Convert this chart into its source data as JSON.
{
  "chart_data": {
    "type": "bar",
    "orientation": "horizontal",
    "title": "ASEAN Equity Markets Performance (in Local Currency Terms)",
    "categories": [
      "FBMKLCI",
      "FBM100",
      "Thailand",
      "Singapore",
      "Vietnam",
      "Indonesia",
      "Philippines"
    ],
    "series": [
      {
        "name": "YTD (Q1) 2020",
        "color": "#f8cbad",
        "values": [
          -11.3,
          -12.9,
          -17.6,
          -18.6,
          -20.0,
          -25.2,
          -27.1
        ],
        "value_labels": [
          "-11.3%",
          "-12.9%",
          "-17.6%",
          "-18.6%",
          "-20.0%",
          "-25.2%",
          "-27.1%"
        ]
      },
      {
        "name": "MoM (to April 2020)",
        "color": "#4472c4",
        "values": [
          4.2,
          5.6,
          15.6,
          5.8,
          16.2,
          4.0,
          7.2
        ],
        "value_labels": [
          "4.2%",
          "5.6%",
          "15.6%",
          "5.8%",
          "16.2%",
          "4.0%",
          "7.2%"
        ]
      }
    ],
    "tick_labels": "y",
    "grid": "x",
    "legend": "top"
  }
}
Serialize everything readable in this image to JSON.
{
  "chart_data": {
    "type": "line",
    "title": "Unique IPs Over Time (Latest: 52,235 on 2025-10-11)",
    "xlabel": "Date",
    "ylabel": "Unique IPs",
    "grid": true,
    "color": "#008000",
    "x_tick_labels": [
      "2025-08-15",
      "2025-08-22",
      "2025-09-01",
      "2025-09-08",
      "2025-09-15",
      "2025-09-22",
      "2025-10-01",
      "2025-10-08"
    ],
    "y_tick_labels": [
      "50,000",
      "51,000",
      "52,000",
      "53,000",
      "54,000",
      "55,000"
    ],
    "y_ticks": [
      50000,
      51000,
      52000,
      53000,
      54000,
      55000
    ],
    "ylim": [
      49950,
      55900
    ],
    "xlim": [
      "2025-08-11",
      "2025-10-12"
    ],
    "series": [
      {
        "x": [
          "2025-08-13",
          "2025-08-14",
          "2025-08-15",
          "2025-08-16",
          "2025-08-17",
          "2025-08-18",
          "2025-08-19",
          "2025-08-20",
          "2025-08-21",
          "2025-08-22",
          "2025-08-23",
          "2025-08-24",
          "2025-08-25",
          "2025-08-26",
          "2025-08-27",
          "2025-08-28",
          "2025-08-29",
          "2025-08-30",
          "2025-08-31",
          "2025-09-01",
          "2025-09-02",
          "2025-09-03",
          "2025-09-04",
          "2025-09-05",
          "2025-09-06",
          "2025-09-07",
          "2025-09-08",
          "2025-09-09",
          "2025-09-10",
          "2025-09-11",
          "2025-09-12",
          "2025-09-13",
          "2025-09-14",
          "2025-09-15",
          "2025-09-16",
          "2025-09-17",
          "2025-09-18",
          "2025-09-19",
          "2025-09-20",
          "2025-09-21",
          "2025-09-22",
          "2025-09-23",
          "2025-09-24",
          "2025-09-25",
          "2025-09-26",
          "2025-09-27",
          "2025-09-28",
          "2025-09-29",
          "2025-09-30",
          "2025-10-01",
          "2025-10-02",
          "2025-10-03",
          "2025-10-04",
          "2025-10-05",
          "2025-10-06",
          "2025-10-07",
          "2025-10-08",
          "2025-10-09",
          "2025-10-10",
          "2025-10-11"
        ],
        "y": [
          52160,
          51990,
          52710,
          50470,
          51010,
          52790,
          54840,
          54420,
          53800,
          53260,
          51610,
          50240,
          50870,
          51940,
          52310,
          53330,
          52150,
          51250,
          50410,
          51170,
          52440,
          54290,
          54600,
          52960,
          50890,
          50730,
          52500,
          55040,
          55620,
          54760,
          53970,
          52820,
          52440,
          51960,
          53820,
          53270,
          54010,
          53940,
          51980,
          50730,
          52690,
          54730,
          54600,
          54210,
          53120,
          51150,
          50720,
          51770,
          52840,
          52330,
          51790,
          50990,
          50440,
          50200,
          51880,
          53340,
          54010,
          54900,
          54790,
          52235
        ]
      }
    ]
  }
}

------

● Exercise directions
Lines that include the word "JSON" — how many are there in the data? Answer with the number alone.

● Written answer
2